_Document text_:

....

Today, we visit a not-so-modern museum. The University of Houston's College of Engineering presents this series about the machines that make our civilization run, and the people whose ingenuity created them.

I'm in Harvard's Natural History Museums asking the docent about exhibits. We speak in the hushed voice reserved for places filled with mystery. Suddenly 30 noisy school kids burst up the stairs. "Start in the back wing," she says, "The children will be gone by the time you finish."

I thank her and, when she's not looking, turn and follow the children into the Museum of Comparative Zoology. This wing had its origins in the mid-19th century. It's like my childhood museums. It's also one of the finest such collections in the world: an eerie jumble of bones, fossils, and stuffed animals.

The bones go far beyond the usual brontosaurus or tyrannosaurus. Here are paloelithic mammals from Australia and South America -- wild improbable beasts. Someone seems to've stirred mastodons, horses, and sabre-toothed tigers together into a strange animal soup. One case holds the skeleton of some antedeluvian swimming beast --30 feet long with a five-foot fanged jaw.

....

_Supplied material_:
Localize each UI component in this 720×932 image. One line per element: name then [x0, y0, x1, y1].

....

Reproduce the entire passage about the visit to Harvard's natural history museum, word for word.

_Solution below_:
Today, we visit a not-so-modern museum. The University of Houston's College of Engineering presents this series about the machines that make our civilization run, and the people whose ingenuity created them.

I'm in Harvard's Natural History Museums asking the docent about exhibits. We speak in the hushed voice reserved for places filled with mystery. Suddenly 30 noisy school kids burst up the stairs. "Start in the back wing," she says, "The children will be gone by the time you finish."

I thank her and, when she's not looking, turn and follow the children into the Museum of Comparative Zoology. This wing had its origins in the mid-19th century. It's like my childhood museums. It's also one of the finest such collections in the world: an eerie jumble of bones, fossils, and stuffed animals.

The bones go far beyond the usual brontosaurus or tyrannosaurus. Here are paloelithic mammals from Australia and South America -- wild improbable beasts. Someone seems to've stirred mastodons, horses, and sabre-toothed tigers together into a strange animal soup. One case holds the skeleton of some antedeluvian swimming beast --30 feet long with a five-foot fanged jaw.